Challenge: Convert each line of the listing below into an item of a numbered list, omitting any blank lines.
┌─ Source records
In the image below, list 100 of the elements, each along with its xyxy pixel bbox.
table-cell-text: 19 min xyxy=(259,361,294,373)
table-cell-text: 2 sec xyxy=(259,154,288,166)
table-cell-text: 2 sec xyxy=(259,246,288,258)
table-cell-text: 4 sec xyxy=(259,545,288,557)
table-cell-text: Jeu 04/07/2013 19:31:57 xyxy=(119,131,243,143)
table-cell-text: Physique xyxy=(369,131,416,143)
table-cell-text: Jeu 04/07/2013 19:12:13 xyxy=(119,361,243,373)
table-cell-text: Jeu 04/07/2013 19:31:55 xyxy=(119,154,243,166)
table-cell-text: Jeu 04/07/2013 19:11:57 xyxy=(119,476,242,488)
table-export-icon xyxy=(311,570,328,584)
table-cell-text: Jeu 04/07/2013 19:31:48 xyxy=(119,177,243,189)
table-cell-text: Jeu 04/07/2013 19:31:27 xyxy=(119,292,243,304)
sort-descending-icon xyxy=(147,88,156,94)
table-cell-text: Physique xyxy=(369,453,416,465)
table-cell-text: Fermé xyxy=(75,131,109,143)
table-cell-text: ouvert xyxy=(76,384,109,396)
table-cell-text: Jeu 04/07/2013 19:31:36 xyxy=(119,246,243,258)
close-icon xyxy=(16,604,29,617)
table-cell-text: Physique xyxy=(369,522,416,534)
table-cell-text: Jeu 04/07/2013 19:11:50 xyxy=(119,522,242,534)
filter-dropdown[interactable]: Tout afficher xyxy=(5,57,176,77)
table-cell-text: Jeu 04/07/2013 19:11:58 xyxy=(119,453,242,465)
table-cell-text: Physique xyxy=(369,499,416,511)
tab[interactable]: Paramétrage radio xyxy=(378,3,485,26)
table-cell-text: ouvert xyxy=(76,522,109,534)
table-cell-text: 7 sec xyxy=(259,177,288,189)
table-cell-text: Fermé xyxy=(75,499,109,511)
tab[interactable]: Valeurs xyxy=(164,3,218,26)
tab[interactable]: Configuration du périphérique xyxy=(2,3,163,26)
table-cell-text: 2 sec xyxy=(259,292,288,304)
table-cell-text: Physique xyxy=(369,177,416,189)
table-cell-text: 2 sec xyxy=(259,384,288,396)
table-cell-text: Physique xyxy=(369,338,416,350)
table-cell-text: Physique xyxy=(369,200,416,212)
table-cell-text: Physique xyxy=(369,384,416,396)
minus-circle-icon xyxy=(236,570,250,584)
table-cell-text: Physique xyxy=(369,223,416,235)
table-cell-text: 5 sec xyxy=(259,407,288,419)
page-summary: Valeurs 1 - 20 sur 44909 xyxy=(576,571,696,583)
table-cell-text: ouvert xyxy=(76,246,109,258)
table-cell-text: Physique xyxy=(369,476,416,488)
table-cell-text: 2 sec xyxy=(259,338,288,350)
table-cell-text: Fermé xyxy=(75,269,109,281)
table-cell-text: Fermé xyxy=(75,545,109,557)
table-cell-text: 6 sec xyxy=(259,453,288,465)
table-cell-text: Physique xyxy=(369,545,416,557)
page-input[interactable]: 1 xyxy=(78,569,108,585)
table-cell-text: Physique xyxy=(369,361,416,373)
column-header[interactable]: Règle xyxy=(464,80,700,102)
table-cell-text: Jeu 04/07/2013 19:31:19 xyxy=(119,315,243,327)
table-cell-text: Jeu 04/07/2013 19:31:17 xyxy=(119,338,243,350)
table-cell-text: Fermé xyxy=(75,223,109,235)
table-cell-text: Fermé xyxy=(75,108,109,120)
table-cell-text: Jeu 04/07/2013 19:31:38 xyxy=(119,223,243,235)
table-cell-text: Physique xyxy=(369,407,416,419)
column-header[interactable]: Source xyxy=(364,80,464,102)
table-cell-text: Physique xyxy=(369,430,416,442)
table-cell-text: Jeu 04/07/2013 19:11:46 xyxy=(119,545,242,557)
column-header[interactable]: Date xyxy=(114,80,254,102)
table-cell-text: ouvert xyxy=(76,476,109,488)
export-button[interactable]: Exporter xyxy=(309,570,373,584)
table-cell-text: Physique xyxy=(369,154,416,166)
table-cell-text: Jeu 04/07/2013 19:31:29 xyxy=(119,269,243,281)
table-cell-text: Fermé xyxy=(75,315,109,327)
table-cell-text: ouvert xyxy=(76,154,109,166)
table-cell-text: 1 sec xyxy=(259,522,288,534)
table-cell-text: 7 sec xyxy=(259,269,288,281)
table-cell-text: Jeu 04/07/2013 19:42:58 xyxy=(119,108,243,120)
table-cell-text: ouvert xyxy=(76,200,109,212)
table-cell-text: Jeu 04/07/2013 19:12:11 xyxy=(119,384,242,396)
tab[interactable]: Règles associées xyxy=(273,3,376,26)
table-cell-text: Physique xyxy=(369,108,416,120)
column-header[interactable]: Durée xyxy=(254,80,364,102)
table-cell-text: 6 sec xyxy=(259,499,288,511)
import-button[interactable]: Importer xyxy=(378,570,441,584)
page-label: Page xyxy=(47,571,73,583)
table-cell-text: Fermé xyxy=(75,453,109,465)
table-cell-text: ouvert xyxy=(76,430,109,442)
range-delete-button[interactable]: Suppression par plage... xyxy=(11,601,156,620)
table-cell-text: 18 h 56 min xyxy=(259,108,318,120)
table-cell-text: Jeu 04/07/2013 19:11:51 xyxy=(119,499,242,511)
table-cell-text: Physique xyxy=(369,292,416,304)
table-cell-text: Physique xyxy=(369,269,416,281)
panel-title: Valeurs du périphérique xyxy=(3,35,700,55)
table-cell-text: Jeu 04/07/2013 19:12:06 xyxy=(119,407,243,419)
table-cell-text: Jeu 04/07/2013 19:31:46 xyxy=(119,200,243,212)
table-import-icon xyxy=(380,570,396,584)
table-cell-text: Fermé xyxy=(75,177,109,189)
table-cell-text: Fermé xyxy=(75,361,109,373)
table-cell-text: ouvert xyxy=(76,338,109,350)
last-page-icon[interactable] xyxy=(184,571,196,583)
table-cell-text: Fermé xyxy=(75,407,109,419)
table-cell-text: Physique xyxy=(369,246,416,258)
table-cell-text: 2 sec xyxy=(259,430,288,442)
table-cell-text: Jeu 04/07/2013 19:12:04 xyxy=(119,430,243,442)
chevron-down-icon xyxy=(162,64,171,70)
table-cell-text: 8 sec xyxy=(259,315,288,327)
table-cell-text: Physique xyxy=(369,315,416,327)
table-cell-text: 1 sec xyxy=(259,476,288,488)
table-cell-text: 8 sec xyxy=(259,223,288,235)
└─
Final answer:
1. In the image below, list 100 of the elements, each along with its xyxy pixel bbox.
2. table-cell-text: 19 min xyxy=(259,361,294,373)
3. table-cell-text: 2 sec xyxy=(259,154,288,166)
4. table-cell-text: 2 sec xyxy=(259,246,288,258)
5. table-cell-text: 4 sec xyxy=(259,545,288,557)
6. table-cell-text: Jeu 04/07/2013 19:31:57 xyxy=(119,131,243,143)
7. table-cell-text: Physique xyxy=(369,131,416,143)
8. table-cell-text: Jeu 04/07/2013 19:12:13 xyxy=(119,361,243,373)
9. table-cell-text: Jeu 04/07/2013 19:31:55 xyxy=(119,154,243,166)
10. table-cell-text: Jeu 04/07/2013 19:11:57 xyxy=(119,476,242,488)
11. table-export-icon xyxy=(311,570,328,584)
12. table-cell-text: Jeu 04/07/2013 19:31:48 xyxy=(119,177,243,189)
13. table-cell-text: Jeu 04/07/2013 19:31:27 xyxy=(119,292,243,304)
14. sort-descending-icon xyxy=(147,88,156,94)
15. table-cell-text: Physique xyxy=(369,453,416,465)
16. table-cell-text: Fermé xyxy=(75,131,109,143)
17. table-cell-text: ouvert xyxy=(76,384,109,396)
18. table-cell-text: Jeu 04/07/2013 19:31:36 xyxy=(119,246,243,258)
19. close-icon xyxy=(16,604,29,617)
20. table-cell-text: Physique xyxy=(369,522,416,534)
21. table-cell-text: Jeu 04/07/2013 19:11:50 xyxy=(119,522,242,534)
22. filter-dropdown[interactable]: Tout afficher xyxy=(5,57,176,77)
23. table-cell-text: Jeu 04/07/2013 19:11:58 xyxy=(119,453,242,465)
24. table-cell-text: Physique xyxy=(369,499,416,511)
25. tab[interactable]: Paramétrage radio xyxy=(378,3,485,26)
26. table-cell-text: ouvert xyxy=(76,522,109,534)
27. table-cell-text: 7 sec xyxy=(259,177,288,189)
28. table-cell-text: Fermé xyxy=(75,499,109,511)
29. tab[interactable]: Valeurs xyxy=(164,3,218,26)
30. tab[interactable]: Configuration du périphérique xyxy=(2,3,163,26)
31. table-cell-text: 2 sec xyxy=(259,292,288,304)
32. table-cell-text: Physique xyxy=(369,177,416,189)
33. table-cell-text: 2 sec xyxy=(259,384,288,396)
34. table-cell-text: Physique xyxy=(369,338,416,350)
35. table-cell-text: Physique xyxy=(369,200,416,212)
36. table-cell-text: Physique xyxy=(369,384,416,396)
37. minus-circle-icon xyxy=(236,570,250,584)
38. table-cell-text: Physique xyxy=(369,223,416,235)
39. table-cell-text: 5 sec xyxy=(259,407,288,419)
40. page-summary: Valeurs 1 - 20 sur 44909 xyxy=(576,571,696,583)
41. table-cell-text: ouvert xyxy=(76,246,109,258)
42. table-cell-text: Physique xyxy=(369,476,416,488)
43. table-cell-text: 2 sec xyxy=(259,338,288,350)
44. table-cell-text: Fermé xyxy=(75,269,109,281)
45. table-cell-text: Fermé xyxy=(75,545,109,557)
46. table-cell-text: 6 sec xyxy=(259,453,288,465)
47. table-cell-text: Physique xyxy=(369,545,416,557)
48. page-input[interactable]: 1 xyxy=(78,569,108,585)
49. table-cell-text: Physique xyxy=(369,361,416,373)
50. column-header[interactable]: Règle xyxy=(464,80,700,102)
51. table-cell-text: Jeu 04/07/2013 19:31:19 xyxy=(119,315,243,327)
52. table-cell-text: Jeu 04/07/2013 19:31:17 xyxy=(119,338,243,350)
53. table-cell-text: Fermé xyxy=(75,223,109,235)
54. table-cell-text: Fermé xyxy=(75,108,109,120)
55. table-cell-text: Jeu 04/07/2013 19:31:38 xyxy=(119,223,243,235)
56. table-cell-text: Physique xyxy=(369,407,416,419)
57. column-header[interactable]: Source xyxy=(364,80,464,102)
58. table-cell-text: Physique xyxy=(369,430,416,442)
59. table-cell-text: Jeu 04/07/2013 19:11:46 xyxy=(119,545,242,557)
60. column-header[interactable]: Date xyxy=(114,80,254,102)
61. table-cell-text: ouvert xyxy=(76,476,109,488)
62. export-button[interactable]: Exporter xyxy=(309,570,373,584)
63. table-cell-text: Physique xyxy=(369,154,416,166)
64. table-cell-text: Jeu 04/07/2013 19:31:29 xyxy=(119,269,243,281)
65. table-cell-text: Fermé xyxy=(75,315,109,327)
66. table-cell-text: ouvert xyxy=(76,154,109,166)
67. table-cell-text: 1 sec xyxy=(259,522,288,534)
68. table-cell-text: 7 sec xyxy=(259,269,288,281)
69. table-cell-text: Jeu 04/07/2013 19:42:58 xyxy=(119,108,243,120)
70. table-cell-text: ouvert xyxy=(76,200,109,212)
71. table-cell-text: Jeu 04/07/2013 19:12:11 xyxy=(119,384,242,396)
72. tab[interactable]: Règles associées xyxy=(273,3,376,26)
73. table-cell-text: Physique xyxy=(369,108,416,120)
74. column-header[interactable]: Durée xyxy=(254,80,364,102)
75. table-cell-text: 6 sec xyxy=(259,499,288,511)
76. import-button[interactable]: Importer xyxy=(378,570,441,584)
77. page-label: Page xyxy=(47,571,73,583)
78. table-cell-text: Fermé xyxy=(75,453,109,465)
79. table-cell-text: ouvert xyxy=(76,430,109,442)
80. range-delete-button[interactable]: Suppression par plage... xyxy=(11,601,156,620)
81. table-cell-text: 18 h 56 min xyxy=(259,108,318,120)
82. table-cell-text: Jeu 04/07/2013 19:11:51 xyxy=(119,499,242,511)
83. table-cell-text: Physique xyxy=(369,292,416,304)
84. table-cell-text: Physique xyxy=(369,269,416,281)
85. panel-title: Valeurs du périphérique xyxy=(3,35,700,55)
86. table-cell-text: Jeu 04/07/2013 19:12:06 xyxy=(119,407,243,419)
87. table-cell-text: Jeu 04/07/2013 19:31:46 xyxy=(119,200,243,212)
88. table-import-icon xyxy=(380,570,396,584)
89. table-cell-text: Fermé xyxy=(75,177,109,189)
90. table-cell-text: Fermé xyxy=(75,361,109,373)
91. table-cell-text: ouvert xyxy=(76,338,109,350)
92. last-page-icon[interactable] xyxy=(184,571,196,583)
93. table-cell-text: Fermé xyxy=(75,407,109,419)
94. table-cell-text: Physique xyxy=(369,246,416,258)
95. table-cell-text: 2 sec xyxy=(259,430,288,442)
96. table-cell-text: Jeu 04/07/2013 19:12:04 xyxy=(119,430,243,442)
97. chevron-down-icon xyxy=(162,64,171,70)
98. table-cell-text: 8 sec xyxy=(259,315,288,327)
99. table-cell-text: Physique xyxy=(369,315,416,327)
100. table-cell-text: 1 sec xyxy=(259,476,288,488)
101. table-cell-text: 8 sec xyxy=(259,223,288,235)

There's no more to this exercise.